• **SHORT PROBLEM**
In the data below, find each line containing the string "flota" and return it.

——

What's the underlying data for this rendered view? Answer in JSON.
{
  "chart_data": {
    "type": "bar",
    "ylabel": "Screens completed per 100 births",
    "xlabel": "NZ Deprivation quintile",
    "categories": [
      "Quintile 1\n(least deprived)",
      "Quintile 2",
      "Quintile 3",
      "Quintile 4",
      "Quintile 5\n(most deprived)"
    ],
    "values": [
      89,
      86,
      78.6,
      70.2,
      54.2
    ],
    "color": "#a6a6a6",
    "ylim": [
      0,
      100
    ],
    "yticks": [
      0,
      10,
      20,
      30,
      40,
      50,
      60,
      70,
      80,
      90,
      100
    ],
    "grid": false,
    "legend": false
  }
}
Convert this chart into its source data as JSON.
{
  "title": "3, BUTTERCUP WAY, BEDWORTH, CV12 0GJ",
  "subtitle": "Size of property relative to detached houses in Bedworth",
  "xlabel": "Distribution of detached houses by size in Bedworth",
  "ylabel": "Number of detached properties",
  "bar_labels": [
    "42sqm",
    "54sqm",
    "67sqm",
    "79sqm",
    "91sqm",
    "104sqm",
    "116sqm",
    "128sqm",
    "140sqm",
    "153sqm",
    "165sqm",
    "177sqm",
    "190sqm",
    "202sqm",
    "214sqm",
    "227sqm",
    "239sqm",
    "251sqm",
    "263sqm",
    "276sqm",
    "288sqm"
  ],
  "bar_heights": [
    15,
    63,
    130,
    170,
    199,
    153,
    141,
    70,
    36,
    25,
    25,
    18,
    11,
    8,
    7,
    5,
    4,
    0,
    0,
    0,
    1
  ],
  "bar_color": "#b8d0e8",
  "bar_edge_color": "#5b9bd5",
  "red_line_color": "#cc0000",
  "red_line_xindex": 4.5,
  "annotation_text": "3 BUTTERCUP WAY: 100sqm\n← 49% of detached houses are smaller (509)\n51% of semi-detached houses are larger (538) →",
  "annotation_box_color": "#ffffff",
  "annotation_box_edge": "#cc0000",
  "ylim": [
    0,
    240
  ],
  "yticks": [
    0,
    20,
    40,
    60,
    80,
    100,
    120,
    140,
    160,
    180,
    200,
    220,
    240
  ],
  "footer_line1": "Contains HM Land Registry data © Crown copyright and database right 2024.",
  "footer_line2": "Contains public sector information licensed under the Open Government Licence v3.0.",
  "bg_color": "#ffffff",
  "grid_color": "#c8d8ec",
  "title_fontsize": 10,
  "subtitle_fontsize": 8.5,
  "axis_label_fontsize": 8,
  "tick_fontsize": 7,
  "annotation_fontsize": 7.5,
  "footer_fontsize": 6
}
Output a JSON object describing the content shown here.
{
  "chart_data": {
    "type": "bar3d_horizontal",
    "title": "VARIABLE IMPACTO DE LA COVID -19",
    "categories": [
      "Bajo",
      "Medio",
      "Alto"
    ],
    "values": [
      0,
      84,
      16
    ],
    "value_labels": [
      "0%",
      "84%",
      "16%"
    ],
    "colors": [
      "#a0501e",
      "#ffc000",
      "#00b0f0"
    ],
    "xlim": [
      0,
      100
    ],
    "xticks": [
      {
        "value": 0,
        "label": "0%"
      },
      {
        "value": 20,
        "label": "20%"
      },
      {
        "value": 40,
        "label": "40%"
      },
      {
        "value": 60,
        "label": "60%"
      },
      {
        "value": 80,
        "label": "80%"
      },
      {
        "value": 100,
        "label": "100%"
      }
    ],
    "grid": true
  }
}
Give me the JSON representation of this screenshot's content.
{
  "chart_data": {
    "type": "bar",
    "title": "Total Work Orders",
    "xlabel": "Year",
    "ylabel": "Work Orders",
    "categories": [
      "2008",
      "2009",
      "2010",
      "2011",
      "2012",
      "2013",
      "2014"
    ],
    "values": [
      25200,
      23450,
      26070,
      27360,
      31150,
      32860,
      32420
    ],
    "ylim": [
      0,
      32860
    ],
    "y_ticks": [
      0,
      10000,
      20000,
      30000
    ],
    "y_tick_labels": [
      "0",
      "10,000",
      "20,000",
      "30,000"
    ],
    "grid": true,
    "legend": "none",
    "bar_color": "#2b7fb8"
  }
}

——

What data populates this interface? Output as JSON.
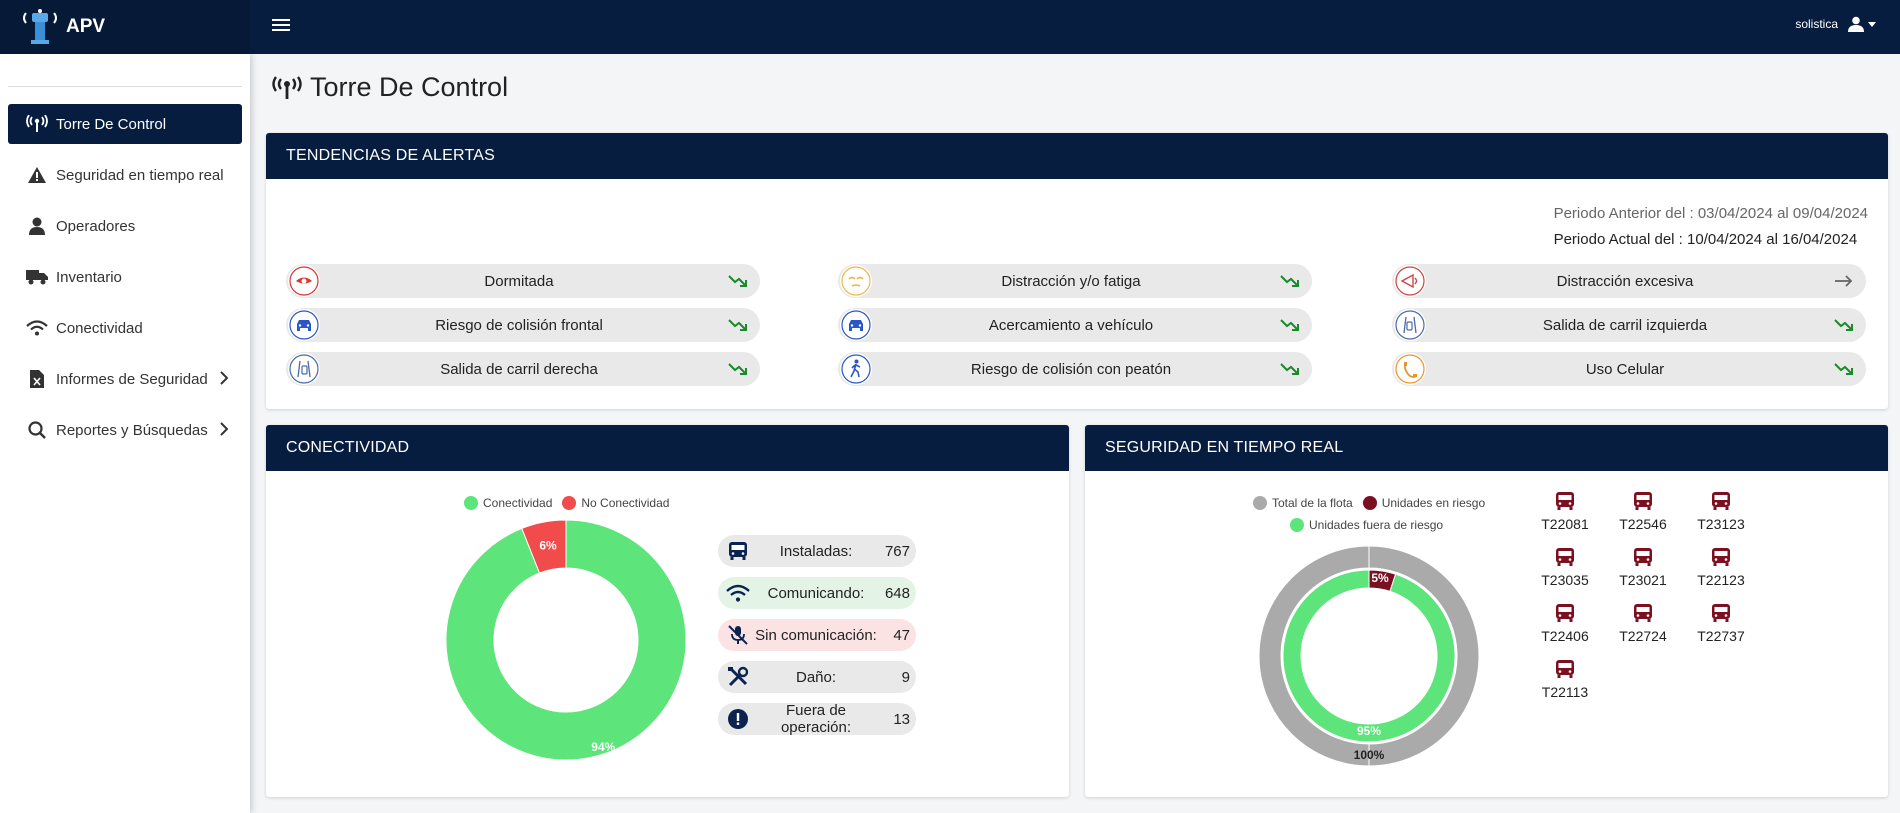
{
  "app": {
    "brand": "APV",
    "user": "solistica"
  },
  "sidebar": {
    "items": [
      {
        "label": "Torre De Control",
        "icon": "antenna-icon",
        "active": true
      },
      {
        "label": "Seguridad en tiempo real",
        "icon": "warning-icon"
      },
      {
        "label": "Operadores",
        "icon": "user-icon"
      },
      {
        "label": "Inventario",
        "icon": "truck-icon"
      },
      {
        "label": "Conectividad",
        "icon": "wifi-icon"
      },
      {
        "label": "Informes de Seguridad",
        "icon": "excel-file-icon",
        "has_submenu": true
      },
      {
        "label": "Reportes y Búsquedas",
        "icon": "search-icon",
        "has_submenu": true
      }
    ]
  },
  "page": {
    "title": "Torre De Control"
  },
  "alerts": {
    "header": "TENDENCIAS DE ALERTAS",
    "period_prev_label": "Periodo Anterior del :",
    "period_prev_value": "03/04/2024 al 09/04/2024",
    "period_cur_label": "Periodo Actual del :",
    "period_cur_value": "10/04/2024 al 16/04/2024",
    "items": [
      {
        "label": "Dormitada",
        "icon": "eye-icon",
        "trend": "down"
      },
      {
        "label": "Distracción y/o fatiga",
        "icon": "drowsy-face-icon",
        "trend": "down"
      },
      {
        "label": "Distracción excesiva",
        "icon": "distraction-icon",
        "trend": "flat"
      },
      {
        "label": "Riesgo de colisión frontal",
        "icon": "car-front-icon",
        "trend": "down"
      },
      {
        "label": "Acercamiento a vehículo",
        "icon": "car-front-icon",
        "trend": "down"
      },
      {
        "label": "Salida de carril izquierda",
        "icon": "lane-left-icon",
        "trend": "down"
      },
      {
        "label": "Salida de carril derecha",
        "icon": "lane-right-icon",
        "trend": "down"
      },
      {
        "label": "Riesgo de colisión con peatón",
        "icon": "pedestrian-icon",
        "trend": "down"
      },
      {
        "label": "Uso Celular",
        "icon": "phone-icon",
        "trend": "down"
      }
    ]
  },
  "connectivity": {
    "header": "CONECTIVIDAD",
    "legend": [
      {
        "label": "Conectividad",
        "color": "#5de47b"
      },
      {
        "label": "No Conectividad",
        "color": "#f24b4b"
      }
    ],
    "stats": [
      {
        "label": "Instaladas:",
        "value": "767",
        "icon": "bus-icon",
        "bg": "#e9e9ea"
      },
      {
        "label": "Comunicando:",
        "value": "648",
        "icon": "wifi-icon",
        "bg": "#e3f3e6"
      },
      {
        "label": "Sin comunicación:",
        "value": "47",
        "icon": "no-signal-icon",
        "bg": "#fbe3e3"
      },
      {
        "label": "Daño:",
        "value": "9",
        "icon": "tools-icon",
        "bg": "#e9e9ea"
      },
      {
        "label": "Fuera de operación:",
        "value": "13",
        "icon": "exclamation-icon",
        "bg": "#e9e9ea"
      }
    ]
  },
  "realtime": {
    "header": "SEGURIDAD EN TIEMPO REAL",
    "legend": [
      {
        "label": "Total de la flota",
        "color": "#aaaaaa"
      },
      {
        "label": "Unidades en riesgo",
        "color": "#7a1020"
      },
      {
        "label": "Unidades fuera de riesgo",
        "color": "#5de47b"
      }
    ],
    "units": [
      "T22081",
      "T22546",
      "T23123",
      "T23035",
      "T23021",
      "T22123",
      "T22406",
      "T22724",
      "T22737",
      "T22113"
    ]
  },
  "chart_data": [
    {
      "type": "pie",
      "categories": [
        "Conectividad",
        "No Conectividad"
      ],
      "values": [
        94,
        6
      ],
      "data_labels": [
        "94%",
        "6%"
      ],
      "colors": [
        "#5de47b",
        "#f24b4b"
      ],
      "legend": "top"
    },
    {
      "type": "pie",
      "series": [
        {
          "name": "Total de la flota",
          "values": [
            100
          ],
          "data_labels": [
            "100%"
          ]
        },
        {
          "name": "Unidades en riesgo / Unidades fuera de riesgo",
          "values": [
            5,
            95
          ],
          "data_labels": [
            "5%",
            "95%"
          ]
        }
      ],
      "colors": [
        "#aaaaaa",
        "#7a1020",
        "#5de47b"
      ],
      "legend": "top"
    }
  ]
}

——

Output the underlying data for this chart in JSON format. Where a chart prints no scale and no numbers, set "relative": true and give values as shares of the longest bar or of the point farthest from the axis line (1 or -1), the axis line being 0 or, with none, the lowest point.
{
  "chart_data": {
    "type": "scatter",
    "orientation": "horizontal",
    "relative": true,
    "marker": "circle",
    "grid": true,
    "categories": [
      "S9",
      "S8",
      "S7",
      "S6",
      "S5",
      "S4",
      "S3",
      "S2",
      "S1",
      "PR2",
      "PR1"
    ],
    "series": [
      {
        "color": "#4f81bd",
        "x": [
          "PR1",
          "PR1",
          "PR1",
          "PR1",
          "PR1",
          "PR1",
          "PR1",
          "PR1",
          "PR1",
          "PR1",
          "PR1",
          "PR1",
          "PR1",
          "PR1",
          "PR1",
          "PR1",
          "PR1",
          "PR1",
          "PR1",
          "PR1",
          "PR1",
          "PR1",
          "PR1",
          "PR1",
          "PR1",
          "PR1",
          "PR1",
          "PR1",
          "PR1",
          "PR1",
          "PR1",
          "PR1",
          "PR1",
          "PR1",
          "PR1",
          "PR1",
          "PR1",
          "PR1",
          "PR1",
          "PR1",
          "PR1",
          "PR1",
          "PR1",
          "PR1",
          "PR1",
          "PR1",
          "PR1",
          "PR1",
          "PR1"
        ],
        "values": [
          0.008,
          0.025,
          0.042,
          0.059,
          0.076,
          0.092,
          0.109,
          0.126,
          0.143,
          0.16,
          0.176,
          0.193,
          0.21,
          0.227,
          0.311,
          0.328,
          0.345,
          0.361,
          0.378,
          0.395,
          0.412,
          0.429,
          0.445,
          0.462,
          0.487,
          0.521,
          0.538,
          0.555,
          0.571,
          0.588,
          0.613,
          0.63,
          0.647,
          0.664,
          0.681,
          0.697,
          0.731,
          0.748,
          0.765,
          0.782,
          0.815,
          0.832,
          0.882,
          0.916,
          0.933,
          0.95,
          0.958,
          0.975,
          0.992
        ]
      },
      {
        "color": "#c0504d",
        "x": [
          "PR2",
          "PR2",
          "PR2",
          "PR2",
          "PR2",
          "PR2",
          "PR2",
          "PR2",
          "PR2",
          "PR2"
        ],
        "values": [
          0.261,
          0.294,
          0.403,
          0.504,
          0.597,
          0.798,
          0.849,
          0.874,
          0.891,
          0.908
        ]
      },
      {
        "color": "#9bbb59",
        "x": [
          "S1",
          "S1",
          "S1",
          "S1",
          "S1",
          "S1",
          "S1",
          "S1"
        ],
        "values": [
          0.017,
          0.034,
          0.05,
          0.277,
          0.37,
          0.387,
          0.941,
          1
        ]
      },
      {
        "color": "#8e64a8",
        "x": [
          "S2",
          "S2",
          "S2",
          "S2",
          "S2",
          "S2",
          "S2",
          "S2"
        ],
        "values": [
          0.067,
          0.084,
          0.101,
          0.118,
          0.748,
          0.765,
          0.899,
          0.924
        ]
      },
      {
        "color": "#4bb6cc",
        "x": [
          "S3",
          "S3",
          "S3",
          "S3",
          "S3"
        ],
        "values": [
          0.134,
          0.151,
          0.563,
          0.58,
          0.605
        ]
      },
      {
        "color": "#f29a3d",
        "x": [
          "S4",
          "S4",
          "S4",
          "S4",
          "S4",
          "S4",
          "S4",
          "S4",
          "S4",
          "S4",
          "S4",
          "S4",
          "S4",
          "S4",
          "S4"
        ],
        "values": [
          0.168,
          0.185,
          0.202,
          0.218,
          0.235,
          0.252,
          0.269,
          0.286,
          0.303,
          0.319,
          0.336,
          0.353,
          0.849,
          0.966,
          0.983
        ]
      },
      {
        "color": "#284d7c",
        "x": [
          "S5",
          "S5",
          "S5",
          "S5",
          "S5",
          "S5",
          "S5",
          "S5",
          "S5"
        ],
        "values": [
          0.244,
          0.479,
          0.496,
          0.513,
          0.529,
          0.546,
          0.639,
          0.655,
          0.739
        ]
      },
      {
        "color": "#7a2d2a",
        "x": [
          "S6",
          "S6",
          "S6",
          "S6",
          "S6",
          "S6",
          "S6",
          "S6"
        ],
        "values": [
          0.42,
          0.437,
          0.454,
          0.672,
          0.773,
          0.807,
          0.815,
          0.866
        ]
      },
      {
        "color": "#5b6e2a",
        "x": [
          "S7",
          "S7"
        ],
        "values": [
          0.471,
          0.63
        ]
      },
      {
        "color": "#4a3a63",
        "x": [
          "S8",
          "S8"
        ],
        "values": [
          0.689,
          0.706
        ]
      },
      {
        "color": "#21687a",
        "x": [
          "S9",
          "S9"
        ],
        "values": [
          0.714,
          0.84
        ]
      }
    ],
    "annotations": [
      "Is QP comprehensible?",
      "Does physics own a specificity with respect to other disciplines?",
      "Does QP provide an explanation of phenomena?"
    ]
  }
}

——

• **EXERCISE SOLUTION**
        "label": "Total de la flota",
          "name": "Total de la flota",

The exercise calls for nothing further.